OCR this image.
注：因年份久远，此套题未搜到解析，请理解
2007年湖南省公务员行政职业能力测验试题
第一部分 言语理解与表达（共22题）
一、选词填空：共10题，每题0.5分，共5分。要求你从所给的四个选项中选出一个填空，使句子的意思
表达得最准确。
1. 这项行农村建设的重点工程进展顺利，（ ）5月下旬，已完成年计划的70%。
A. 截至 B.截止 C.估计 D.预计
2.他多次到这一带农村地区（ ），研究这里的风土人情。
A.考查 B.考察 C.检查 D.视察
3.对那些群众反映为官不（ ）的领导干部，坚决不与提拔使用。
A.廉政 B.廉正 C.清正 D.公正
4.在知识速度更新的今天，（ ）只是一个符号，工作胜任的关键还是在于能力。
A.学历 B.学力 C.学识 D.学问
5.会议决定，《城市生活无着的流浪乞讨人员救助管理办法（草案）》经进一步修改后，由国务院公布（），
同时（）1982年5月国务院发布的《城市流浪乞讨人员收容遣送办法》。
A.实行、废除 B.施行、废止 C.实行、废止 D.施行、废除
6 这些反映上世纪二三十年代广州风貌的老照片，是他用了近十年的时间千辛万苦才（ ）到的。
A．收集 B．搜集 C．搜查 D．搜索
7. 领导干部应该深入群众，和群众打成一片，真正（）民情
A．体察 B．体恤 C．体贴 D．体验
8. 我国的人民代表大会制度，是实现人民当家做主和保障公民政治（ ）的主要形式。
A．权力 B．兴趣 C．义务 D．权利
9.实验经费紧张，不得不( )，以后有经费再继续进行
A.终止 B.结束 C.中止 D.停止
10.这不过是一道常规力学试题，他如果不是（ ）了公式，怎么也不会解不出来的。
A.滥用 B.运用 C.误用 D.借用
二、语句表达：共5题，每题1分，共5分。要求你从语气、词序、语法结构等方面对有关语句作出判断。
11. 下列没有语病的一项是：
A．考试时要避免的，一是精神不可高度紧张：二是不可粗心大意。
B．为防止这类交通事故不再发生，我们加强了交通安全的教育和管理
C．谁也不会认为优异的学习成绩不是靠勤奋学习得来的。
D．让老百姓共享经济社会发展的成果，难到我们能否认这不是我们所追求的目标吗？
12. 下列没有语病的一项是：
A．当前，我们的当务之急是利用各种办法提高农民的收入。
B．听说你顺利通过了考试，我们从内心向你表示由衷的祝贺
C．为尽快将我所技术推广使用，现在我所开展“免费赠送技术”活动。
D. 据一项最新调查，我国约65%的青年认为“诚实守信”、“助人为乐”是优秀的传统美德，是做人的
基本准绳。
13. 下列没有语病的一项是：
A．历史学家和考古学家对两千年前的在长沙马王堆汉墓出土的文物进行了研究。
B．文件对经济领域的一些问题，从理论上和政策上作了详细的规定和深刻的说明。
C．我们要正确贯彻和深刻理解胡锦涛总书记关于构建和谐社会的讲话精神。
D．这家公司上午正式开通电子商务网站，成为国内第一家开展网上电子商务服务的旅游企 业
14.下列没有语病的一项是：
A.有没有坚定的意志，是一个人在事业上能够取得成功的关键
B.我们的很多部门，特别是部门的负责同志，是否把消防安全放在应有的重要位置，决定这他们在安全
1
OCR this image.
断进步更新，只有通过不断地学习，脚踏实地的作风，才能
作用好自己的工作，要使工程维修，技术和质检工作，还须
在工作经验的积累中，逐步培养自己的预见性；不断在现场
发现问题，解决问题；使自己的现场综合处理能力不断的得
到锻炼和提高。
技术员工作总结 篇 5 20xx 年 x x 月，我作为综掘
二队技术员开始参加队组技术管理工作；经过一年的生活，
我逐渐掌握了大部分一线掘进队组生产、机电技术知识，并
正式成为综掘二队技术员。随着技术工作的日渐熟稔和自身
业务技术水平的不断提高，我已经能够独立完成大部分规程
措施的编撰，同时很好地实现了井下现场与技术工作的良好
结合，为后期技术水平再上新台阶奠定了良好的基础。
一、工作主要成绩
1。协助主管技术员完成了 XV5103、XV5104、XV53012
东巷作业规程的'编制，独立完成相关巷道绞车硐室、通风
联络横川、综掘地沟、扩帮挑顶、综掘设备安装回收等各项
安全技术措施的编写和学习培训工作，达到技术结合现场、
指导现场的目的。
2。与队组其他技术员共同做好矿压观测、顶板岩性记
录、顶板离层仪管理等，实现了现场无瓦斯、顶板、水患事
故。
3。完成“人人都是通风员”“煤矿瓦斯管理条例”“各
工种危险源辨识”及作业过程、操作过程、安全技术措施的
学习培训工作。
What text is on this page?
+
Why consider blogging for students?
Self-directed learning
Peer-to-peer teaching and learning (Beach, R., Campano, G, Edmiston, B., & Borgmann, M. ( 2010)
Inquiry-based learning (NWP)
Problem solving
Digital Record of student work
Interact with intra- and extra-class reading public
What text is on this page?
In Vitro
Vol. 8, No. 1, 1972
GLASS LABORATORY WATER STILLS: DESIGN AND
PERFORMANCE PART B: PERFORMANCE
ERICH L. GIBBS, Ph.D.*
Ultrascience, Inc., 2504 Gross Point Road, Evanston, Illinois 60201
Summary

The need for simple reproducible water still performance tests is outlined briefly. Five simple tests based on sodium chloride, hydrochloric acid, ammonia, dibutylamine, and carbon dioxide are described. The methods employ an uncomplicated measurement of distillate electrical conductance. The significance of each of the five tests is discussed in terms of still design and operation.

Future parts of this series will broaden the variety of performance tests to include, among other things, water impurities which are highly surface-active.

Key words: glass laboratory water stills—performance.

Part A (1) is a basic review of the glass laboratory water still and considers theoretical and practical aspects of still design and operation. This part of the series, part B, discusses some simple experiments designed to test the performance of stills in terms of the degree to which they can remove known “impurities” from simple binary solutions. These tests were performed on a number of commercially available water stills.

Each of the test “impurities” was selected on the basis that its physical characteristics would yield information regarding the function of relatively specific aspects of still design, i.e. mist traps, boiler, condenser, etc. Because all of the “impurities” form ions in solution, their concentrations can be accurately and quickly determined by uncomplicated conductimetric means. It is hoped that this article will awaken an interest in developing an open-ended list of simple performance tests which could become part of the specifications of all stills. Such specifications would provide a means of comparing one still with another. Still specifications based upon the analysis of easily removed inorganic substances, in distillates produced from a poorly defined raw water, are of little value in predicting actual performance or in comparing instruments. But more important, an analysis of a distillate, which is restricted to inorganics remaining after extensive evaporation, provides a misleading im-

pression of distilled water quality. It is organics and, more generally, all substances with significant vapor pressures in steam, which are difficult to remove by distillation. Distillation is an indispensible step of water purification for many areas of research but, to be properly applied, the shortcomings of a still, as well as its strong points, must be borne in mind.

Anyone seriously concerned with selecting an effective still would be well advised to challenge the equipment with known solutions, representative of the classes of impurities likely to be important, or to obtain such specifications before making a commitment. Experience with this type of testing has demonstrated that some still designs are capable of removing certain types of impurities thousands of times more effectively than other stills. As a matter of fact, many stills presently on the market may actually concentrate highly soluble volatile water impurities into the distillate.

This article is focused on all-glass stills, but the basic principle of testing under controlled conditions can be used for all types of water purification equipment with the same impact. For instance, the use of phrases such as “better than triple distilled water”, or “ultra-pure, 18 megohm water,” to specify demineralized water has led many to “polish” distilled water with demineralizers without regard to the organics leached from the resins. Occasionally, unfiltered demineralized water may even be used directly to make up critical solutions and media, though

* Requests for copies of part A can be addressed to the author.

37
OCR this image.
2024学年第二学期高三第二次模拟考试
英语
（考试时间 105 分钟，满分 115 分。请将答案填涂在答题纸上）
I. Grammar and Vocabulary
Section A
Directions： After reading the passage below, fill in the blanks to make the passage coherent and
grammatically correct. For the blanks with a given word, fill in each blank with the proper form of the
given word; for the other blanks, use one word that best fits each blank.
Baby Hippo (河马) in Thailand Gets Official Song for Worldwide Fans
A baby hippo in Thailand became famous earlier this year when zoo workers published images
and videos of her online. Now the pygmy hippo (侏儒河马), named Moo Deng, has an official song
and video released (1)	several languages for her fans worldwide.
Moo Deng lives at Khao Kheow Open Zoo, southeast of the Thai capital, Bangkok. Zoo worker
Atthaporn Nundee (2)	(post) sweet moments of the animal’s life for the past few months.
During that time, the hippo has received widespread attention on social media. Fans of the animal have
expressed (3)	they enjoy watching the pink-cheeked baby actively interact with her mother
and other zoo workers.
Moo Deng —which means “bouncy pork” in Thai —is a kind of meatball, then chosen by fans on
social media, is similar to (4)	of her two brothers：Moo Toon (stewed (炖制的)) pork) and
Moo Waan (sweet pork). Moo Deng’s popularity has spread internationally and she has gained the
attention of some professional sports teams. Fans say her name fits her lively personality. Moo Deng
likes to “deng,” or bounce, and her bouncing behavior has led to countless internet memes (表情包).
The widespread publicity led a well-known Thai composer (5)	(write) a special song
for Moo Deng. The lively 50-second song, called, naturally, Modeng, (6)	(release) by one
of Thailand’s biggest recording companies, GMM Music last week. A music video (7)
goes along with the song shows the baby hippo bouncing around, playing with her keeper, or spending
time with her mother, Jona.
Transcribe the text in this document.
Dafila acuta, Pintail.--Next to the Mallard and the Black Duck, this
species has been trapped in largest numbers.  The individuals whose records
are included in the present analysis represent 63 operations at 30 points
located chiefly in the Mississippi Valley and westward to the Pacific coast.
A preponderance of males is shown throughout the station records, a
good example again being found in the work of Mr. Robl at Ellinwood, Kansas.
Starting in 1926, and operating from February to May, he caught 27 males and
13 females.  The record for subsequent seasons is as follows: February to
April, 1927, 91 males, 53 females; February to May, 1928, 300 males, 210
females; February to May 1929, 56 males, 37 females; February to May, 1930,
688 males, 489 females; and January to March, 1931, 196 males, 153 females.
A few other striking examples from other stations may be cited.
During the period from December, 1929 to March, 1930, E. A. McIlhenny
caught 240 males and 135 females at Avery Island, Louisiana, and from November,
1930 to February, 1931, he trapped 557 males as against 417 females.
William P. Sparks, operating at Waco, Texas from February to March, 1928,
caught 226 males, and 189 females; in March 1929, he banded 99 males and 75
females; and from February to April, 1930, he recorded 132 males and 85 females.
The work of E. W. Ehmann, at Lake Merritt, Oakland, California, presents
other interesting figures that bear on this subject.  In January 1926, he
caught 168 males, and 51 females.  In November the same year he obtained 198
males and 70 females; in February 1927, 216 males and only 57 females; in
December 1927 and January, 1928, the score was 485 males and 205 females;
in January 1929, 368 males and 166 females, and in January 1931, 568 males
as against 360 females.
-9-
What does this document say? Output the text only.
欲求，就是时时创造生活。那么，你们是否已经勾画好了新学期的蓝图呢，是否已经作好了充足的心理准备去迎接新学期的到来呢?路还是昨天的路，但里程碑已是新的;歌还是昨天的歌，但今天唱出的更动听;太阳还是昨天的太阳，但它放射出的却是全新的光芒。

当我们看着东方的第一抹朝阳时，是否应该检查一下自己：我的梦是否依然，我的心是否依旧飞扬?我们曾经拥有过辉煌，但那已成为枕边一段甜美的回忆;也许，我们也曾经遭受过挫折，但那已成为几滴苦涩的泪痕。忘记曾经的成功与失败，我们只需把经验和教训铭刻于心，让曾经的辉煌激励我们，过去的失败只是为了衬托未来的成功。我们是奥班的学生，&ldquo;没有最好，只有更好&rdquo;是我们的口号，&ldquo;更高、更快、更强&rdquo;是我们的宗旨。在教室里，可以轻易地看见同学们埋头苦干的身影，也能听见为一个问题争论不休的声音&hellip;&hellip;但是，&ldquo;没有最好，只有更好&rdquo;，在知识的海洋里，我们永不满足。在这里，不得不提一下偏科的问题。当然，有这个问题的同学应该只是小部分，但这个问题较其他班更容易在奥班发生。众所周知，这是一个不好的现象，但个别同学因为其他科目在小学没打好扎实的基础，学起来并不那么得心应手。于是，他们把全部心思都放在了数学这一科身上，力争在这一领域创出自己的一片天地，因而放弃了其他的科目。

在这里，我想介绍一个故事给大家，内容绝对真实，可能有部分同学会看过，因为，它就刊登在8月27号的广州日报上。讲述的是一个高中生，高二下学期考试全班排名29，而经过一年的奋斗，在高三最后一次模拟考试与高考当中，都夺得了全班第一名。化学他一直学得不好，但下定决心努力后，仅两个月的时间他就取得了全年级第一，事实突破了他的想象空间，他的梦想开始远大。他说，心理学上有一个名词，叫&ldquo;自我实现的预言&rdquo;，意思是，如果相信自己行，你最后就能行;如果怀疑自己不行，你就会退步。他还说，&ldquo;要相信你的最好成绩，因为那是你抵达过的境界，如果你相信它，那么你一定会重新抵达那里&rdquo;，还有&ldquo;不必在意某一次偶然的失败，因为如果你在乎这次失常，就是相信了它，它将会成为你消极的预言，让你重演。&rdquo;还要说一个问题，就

* INSTRUCTIONS FOR THE TASK: Using the data above, copy each line that contains "下列没有语病的一项是".

* WRITTEN REPLY:
11. 下列没有语病的一项是：
12. 下列没有语病的一项是：
13. 下列没有语病的一项是：
14.下列没有语病的一项是：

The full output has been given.